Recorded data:
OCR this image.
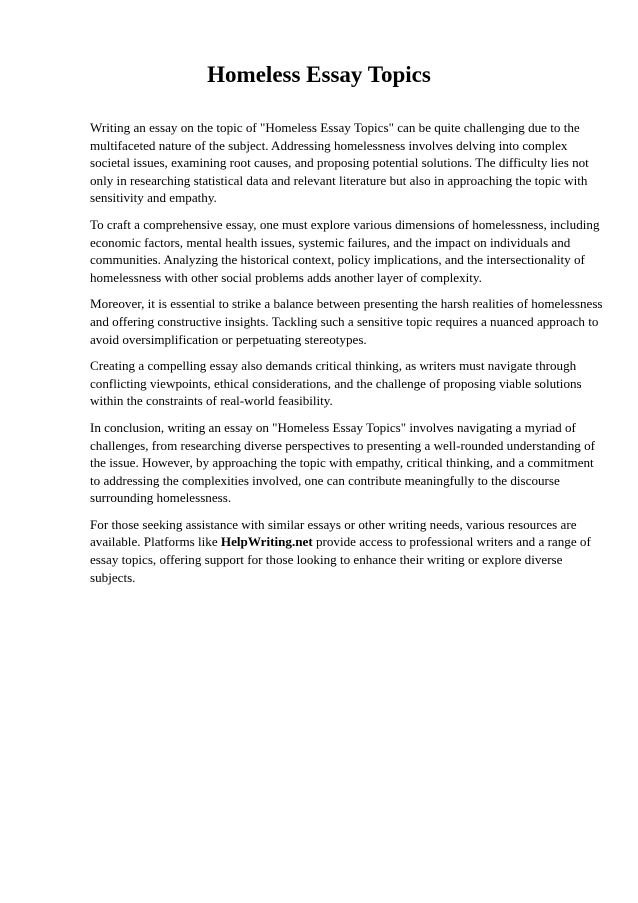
Homeless Essay Topics

Writing an essay on the topic of "Homeless Essay Topics" can be quite challenging due to the multifaceted nature of the subject. Addressing homelessness involves delving into complex societal issues, examining root causes, and proposing potential solutions. The difficulty lies not only in researching statistical data and relevant literature but also in approaching the topic with sensitivity and empathy.

To craft a comprehensive essay, one must explore various dimensions of homelessness, including economic factors, mental health issues, systemic failures, and the impact on individuals and communities. Analyzing the historical context, policy implications, and the intersectionality of homelessness with other social problems adds another layer of complexity.

Moreover, it is essential to strike a balance between presenting the harsh realities of homelessness and offering constructive insights. Tackling such a sensitive topic requires a nuanced approach to avoid oversimplification or perpetuating stereotypes.

Creating a compelling essay also demands critical thinking, as writers must navigate through conflicting viewpoints, ethical considerations, and the challenge of proposing viable solutions within the constraints of real-world feasibility.

In conclusion, writing an essay on "Homeless Essay Topics" involves navigating a myriad of challenges, from researching diverse perspectives to presenting a well-rounded understanding of the issue. However, by approaching the topic with empathy, critical thinking, and a commitment to addressing the complexities involved, one can contribute meaningfully to the discourse surrounding homelessness.

For those seeking assistance with similar essays or other writing needs, various resources are available. Platforms like HelpWriting.net provide access to professional writers and a range of essay topics, offering support for those looking to enhance their writing or explore diverse subjects.
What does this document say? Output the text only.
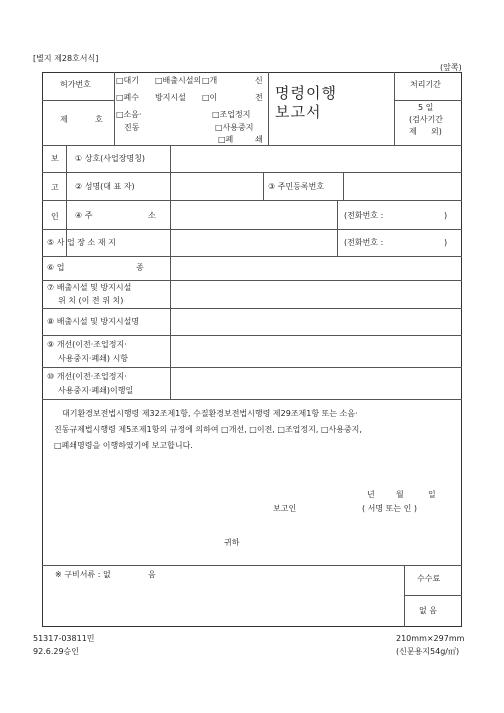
[별지 제28호서식]
(앞쪽)
허가번호
제	호
□대기 □배출시설의 □개	신
□폐수 방지시설 □이	전
□소음·
진동
□조업정지
□사용중지
□폐	쇄
명령이행
보고서
처리기간
5 일
(검사기간
제 외)
보
고
인
① 상호(사업장명칭)
② 성명(대 표 자)	③ 주민등록번호
④ 주	소	(전화번호 :	)
⑤ 사 업 장 소 재 지	(전화번호 :	)
⑥ 업	종
⑦ 배출시설 및 방지시설
위 치 (이 전 위 치)
⑧ 배출시설 및 방지시설명
⑨ 개선(이전·조업정지·
사용중지·폐쇄) 시항
⑩ 개선(이전·조업정지·
사용중지·폐쇄)이행일
대기환경보전법시행령 제32조제1항, 수질환경보전법시행령 제29조제1항 또는 소음·
진동규제법시행령 제5조제1항의 규정에 의하여 □개선, □이전, □조업정지, □사용중지,
□폐쇄명령을 이행하였기에 보고합니다.
년	월	일
보고인	( 서명 또는 인 )
귀하
※ 구비서류 : 없	음	수수료
없 음
51317-03811민
92.6.29승인
210mm×297mm
(신문용지54g/㎡)
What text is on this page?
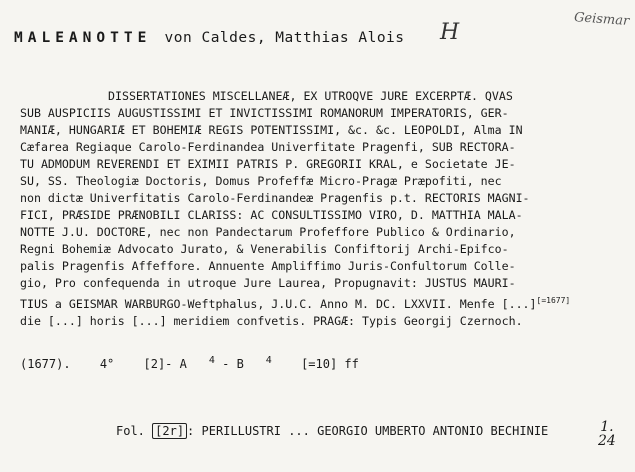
MALEANOTTE von Caldes, Matthias Alois H
Geismar
DISSERTATIONES MISCELLANEÆ, EX UTROQVE JURE EXCERPTÆ. QVAS
SUB AUSPICIIS AUGUSTISSIMI ET INVICTISSIMI ROMANORUM IMPERATORIS, GER-
MANIÆ, HUNGARIÆ ET BOHEMIÆ REGIS POTENTISSIMI, &c. &c. LEOPOLDI, Alma IN
Cæfarea Regiaque Carolo-Ferdinandea Univerfitate Pragenfi, SUB RECTORA-
TU ADMODUM REVERENDI ET EXIMII PATRIS P. GREGORII KRAL, e Societate JE-
SU, SS. Theologiæ Doctoris, Domus Profeffæ Micro-Pragæ Præpofiti, nec
non dictæ Univerfitatis Carolo-Ferdinandeæ Pragenfis p.t. RECTORIS MAGNI-
FICI, PRÆSIDE PRÆNOBILI CLARISS: AC CONSULTISSIMO VIRO, D. MATTHIA MALA-
NOTTE J.U. DOCTORE, nec non Pandectarum Profeffore Publico & Ordinario,
Regni Bohemiæ Advocato Jurato, & Venerabilis Confiftorij Archi-Epifco-
palis Pragenfis Affeffore. Annuente Ampliffimo Juris-Confultorum Colle-
gio, Pro confequenda in utroque Jure Laurea, Propugnavit: JUSTUS MAURI-
TIUS a GEISMAR WARBURGO-Weftphalus, J.U.C. Anno M. DC. LXXVII. Menfe [...][=1677]
die [...] horis [...] meridiem confvetis. PRAGÆ: Typis Georgij Czernoch.
(1677). 4° [2]- A $^4$ - B $^4$ [=10] ff
Fol. [2r] : PERILLUSTRI ... GEORGIO UMBERTO ANTONIO BECHINIE	1.
24
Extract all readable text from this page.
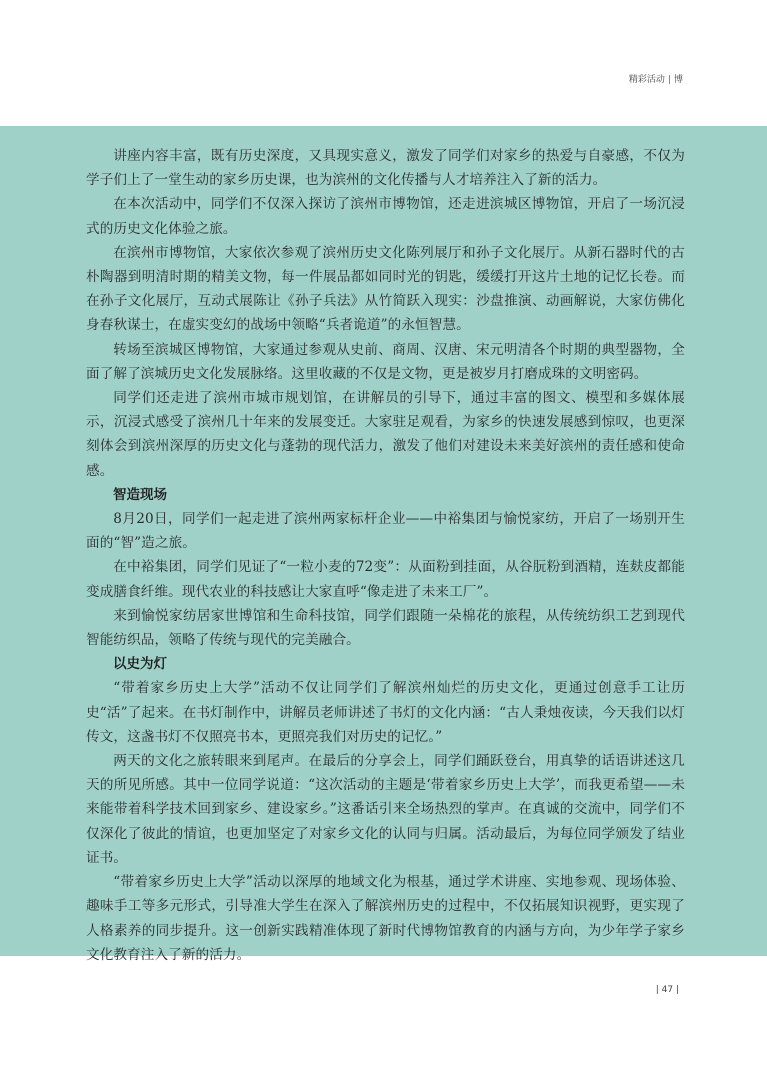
精彩活动 | 博

讲座内容丰富，既有历史深度，又具现实意义，激发了同学们对家乡的热爱与自豪感，不仅为学子们上了一堂生动的家乡历史课，也为滨州的文化传播与人才培养注入了新的活力。

在本次活动中，同学们不仅深入探访了滨州市博物馆，还走进滨城区博物馆，开启了一场沉浸式的历史文化体验之旅。

在滨州市博物馆，大家依次参观了滨州历史文化陈列展厅和孙子文化展厅。从新石器时代的古朴陶器到明清时期的精美文物，每一件展品都如同时光的钥匙，缓缓打开这片土地的记忆长卷。而在孙子文化展厅，互动式展陈让《孙子兵法》从竹简跃入现实：沙盘推演、动画解说，大家仿佛化身春秋谋士，在虚实变幻的战场中领略“兵者诡道”的永恒智慧。

转场至滨城区博物馆，大家通过参观从史前、商周、汉唐、宋元明清各个时期的典型器物，全面了解了滨城历史文化发展脉络。这里收藏的不仅是文物，更是被岁月打磨成珠的文明密码。

同学们还走进了滨州市城市规划馆，在讲解员的引导下，通过丰富的图文、模型和多媒体展示，沉浸式感受了滨州几十年来的发展变迁。大家驻足观看，为家乡的快速发展感到惊叹，也更深刻体会到滨州深厚的历史文化与蓬勃的现代活力，激发了他们对建设未来美好滨州的责任感和使命感。

智造现场

8月20日，同学们一起走进了滨州两家标杆企业——中裕集团与愉悦家纺，开启了一场别开生面的“智”造之旅。

在中裕集团，同学们见证了“一粒小麦的72变”：从面粉到挂面，从谷朊粉到酒精，连麸皮都能变成膳食纤维。现代农业的科技感让大家直呼“像走进了未来工厂”。

来到愉悦家纺居家世博馆和生命科技馆，同学们跟随一朵棉花的旅程，从传统纺织工艺到现代智能纺织品，领略了传统与现代的完美融合。

以史为灯

“带着家乡历史上大学”活动不仅让同学们了解滨州灿烂的历史文化，更通过创意手工让历史“活”了起来。在书灯制作中，讲解员老师讲述了书灯的文化内涵：“古人秉烛夜读，今天我们以灯传文，这盏书灯不仅照亮书本，更照亮我们对历史的记忆。”

两天的文化之旅转眼来到尾声。在最后的分享会上，同学们踊跃登台，用真挚的话语讲述这几天的所见所感。其中一位同学说道：“这次活动的主题是‘带着家乡历史上大学’，而我更希望——未来能带着科学技术回到家乡、建设家乡。”这番话引来全场热烈的掌声。在真诚的交流中，同学们不仅深化了彼此的情谊，也更加坚定了对家乡文化的认同与归属。活动最后，为每位同学颁发了结业证书。

“带着家乡历史上大学”活动以深厚的地域文化为根基，通过学术讲座、实地参观、现场体验、趣味手工等多元形式，引导准大学生在深入了解滨州历史的过程中，不仅拓展知识视野，更实现了人格素养的同步提升。这一创新实践精准体现了新时代博物馆教育的内涵与方向，为少年学子家乡文化教育注入了新的活力。

| 47 |
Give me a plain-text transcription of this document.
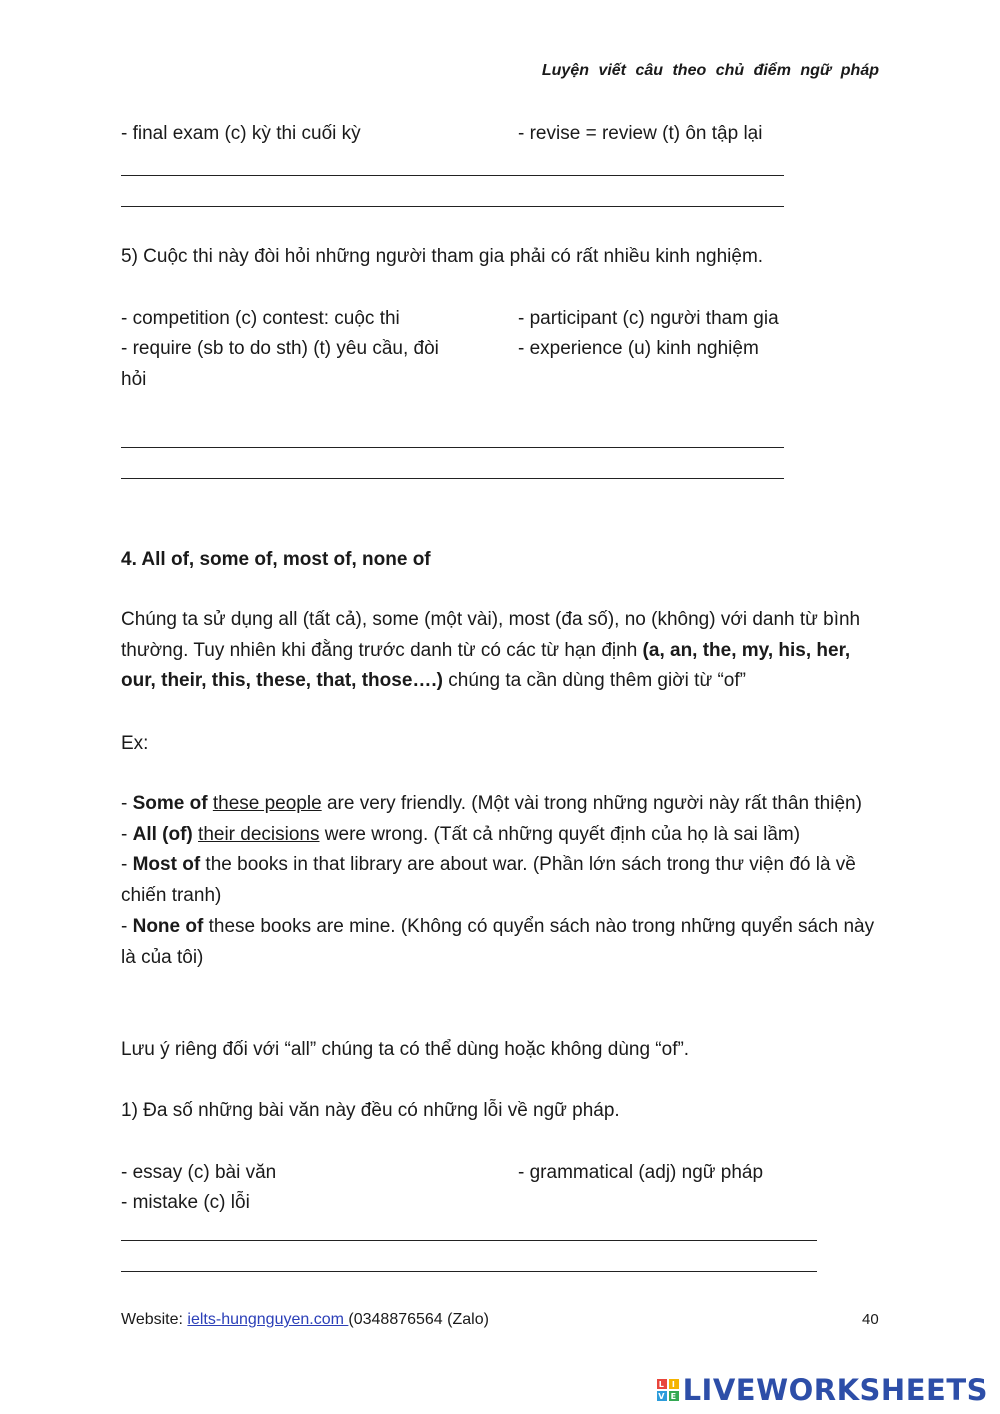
Luyện viết câu theo chủ điểm ngữ pháp
- final exam (c) kỳ thi cuối kỳ	- revise = review (t) ôn tập lại
5) Cuộc thi này đòi hỏi những người tham gia phải có rất nhiều kinh nghiệm.
- competition (c) contest: cuộc thi	- participant (c) người tham gia
- require (sb to do sth) (t) yêu cầu, đòi	- experience (u) kinh nghiệm
hỏi
4. All of, some of, most of, none of

Chúng ta sử dụng all (tất cả), some (một vài), most (đa số), no (không) với danh từ bình thường. Tuy nhiên khi đằng trước danh từ có các từ hạn định (a, an, the, my, his, her, our, their, this, these, that, those….) chúng ta cần dùng thêm giời từ “of”

Ex:

- Some of these people are very friendly. (Một vài trong những người này rất thân thiện)

- All (of) their decisions were wrong. (Tất cả những quyết định của họ là sai lầm)

- Most of the books in that library are about war. (Phần lớn sách trong thư viện đó là về chiến tranh)

- None of these books are mine. (Không có quyển sách nào trong những quyển sách này là của tôi)

Lưu ý riêng đối với “all” chúng ta có thể dùng hoặc không dùng “of”.
1) Đa số những bài văn này đều có những lỗi về ngữ pháp.
- essay (c) bài văn	- grammatical (adj) ngữ pháp
- mistake (c) lỗi
Website: ielts-hungnguyen.com (0348876564 (Zalo)	40
L I
V E LIVEWORKSHEETS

DO THIS: From the records above, pull out each line that has "must".

SOLUTION FOR THIS EXERCISE:
To craft a comprehensive essay, one must explore various dimensions of homelessness, including economic factors, mental health issues, systemic failures, and the impact on individuals and communities. Analyzing the historical context, policy implications, and the intersectionality of homelessness with other social problems adds another layer of complexity.
Creating a compelling essay also demands critical thinking, as writers must navigate through conflicting viewpoints, ethical considerations, and the challenge of proposing viable solutions within the constraints of real-world feasibility.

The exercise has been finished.